Sort through the entries below and pull out lines containing the word "Kapitel".

- Information given
+===+

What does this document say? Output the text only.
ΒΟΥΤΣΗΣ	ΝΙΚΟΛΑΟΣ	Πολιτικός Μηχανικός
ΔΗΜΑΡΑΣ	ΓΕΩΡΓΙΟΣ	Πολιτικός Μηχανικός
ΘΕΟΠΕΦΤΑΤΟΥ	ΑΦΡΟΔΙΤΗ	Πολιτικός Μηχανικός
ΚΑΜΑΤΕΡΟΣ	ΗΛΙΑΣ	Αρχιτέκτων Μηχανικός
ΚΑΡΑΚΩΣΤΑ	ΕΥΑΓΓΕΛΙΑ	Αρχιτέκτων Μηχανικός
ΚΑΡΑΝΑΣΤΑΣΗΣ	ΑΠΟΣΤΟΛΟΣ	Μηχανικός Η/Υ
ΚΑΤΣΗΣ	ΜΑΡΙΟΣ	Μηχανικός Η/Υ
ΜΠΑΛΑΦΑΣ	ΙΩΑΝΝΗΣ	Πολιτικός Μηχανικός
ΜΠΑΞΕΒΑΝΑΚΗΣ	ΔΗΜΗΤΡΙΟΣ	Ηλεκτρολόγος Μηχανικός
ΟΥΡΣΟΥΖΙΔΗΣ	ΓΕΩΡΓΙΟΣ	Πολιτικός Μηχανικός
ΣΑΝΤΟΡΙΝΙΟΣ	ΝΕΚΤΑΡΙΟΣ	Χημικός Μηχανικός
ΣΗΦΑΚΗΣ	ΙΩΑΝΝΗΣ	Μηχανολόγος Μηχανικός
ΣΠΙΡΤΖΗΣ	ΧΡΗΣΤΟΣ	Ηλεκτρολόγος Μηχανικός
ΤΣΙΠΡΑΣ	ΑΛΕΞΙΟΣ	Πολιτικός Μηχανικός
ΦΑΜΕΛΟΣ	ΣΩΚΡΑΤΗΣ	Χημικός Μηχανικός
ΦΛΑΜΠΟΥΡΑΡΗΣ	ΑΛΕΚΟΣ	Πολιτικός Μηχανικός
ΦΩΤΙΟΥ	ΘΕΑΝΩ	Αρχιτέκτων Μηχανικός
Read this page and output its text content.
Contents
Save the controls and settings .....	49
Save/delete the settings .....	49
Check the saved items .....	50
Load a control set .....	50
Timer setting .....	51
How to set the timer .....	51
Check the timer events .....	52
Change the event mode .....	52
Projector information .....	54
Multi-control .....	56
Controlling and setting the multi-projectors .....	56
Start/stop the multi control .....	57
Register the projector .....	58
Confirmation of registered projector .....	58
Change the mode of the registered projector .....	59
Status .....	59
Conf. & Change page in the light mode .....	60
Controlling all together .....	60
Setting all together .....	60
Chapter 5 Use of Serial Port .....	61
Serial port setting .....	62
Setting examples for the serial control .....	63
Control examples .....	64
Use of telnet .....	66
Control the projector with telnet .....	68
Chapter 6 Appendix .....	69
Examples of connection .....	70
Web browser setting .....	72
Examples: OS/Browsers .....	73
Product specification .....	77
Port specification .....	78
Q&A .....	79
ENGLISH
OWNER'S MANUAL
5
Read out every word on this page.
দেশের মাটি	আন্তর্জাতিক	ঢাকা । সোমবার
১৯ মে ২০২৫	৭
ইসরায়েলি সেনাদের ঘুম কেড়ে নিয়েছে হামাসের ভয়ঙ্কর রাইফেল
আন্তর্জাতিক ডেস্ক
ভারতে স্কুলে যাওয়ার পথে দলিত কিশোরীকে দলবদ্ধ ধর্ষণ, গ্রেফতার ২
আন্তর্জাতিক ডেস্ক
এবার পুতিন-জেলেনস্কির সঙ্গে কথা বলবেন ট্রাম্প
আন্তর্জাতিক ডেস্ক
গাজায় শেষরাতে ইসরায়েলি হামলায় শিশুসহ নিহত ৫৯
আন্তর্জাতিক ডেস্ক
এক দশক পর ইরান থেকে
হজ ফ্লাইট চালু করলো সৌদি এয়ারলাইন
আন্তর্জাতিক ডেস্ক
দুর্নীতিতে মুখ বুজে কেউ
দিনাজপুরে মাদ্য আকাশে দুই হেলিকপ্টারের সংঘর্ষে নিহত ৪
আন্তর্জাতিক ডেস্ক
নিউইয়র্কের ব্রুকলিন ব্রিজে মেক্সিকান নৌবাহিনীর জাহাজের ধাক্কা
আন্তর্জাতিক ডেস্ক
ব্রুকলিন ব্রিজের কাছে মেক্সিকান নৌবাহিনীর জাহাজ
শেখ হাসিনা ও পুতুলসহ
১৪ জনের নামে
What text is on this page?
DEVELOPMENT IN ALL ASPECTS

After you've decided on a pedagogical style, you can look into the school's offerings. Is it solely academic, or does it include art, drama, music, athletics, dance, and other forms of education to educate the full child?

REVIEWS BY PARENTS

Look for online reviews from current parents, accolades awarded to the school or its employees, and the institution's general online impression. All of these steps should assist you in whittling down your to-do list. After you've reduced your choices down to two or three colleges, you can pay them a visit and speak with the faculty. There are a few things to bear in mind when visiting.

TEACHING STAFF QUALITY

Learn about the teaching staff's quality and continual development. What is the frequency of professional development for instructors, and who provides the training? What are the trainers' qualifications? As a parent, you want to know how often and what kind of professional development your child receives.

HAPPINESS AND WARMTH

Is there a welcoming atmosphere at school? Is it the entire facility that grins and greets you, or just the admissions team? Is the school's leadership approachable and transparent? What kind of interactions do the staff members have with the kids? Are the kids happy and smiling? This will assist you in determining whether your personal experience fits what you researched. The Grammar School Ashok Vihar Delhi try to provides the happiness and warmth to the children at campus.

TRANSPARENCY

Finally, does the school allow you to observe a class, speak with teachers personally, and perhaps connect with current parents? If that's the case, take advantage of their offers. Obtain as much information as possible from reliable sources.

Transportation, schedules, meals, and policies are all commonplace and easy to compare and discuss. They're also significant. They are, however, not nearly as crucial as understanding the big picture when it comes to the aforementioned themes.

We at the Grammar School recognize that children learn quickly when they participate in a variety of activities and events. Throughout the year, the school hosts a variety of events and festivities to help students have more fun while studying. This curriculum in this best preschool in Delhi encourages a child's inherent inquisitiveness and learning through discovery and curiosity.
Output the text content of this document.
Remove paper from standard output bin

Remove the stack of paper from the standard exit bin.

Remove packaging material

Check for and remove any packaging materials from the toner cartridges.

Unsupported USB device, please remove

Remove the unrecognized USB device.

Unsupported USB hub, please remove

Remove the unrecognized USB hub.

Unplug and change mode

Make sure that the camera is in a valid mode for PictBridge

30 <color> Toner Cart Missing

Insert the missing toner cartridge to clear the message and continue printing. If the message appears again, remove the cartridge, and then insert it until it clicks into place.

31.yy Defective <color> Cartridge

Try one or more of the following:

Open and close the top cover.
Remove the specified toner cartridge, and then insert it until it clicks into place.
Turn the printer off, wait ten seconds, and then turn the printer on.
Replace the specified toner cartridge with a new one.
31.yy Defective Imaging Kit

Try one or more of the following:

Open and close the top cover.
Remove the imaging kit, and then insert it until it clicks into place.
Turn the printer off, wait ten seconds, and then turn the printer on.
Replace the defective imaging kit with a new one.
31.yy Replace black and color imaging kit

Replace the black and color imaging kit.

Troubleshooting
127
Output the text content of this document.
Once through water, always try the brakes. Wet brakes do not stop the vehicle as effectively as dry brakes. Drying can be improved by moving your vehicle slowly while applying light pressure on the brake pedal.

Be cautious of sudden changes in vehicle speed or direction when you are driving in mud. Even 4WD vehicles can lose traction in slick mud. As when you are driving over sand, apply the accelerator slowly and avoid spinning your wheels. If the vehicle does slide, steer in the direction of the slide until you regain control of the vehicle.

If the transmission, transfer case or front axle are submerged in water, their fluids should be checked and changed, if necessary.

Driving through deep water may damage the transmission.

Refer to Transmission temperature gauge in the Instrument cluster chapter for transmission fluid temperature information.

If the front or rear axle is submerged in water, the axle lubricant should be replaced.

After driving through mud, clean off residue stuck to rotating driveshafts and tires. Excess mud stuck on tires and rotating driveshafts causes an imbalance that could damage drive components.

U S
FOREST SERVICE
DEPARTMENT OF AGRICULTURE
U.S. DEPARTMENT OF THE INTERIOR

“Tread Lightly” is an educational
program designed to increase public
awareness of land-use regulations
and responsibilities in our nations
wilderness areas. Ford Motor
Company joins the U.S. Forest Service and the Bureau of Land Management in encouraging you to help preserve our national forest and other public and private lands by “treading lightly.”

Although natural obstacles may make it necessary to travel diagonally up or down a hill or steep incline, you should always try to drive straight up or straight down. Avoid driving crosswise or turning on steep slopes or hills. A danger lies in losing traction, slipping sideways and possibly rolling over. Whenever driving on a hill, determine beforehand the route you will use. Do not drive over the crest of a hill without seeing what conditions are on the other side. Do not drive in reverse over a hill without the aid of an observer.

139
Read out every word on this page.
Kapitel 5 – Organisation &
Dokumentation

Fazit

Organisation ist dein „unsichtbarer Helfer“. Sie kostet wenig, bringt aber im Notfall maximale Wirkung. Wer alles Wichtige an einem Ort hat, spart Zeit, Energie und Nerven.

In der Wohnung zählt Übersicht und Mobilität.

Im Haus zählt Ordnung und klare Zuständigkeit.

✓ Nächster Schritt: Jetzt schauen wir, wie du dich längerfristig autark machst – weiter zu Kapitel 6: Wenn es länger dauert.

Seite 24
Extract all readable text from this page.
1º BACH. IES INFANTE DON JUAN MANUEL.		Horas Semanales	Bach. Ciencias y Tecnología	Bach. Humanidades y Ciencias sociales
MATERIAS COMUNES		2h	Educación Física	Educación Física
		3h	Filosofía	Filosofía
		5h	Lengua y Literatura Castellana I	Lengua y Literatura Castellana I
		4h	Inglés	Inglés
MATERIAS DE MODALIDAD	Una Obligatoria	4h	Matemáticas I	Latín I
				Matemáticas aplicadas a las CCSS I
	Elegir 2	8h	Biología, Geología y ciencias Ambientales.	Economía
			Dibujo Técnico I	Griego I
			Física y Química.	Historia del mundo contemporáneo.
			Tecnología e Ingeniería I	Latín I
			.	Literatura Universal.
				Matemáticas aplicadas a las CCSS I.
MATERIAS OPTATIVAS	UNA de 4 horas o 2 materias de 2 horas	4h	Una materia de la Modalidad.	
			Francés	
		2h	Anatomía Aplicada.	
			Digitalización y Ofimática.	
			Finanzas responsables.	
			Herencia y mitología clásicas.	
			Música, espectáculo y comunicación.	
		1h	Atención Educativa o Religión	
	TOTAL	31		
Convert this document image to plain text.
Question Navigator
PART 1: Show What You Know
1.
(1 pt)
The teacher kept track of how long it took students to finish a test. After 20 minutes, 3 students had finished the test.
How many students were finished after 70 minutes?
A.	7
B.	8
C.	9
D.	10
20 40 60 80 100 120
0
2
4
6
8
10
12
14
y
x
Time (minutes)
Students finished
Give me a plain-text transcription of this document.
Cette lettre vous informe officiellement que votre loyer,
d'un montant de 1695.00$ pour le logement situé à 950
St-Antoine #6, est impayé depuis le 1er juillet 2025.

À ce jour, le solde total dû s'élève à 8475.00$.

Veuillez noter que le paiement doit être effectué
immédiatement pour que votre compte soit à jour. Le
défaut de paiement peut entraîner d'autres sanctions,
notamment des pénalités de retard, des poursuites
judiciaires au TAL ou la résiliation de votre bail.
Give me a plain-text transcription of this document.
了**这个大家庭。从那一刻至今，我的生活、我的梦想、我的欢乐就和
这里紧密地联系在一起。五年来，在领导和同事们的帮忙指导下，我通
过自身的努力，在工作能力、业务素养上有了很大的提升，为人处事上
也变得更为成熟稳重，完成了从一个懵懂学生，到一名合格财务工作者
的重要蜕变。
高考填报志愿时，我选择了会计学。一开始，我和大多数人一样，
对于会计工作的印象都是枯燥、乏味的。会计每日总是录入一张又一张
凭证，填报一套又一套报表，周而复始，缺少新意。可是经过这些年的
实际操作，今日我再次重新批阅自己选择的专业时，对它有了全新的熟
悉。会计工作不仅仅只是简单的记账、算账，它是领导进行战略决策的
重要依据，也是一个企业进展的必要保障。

+===+

- Written solution
Kapitel 5 – Organisation &
✓ Nächster Schritt: Jetzt schauen wir, wie du dich längerfristig autark machst – weiter zu Kapitel 6: Wenn es länger dauert.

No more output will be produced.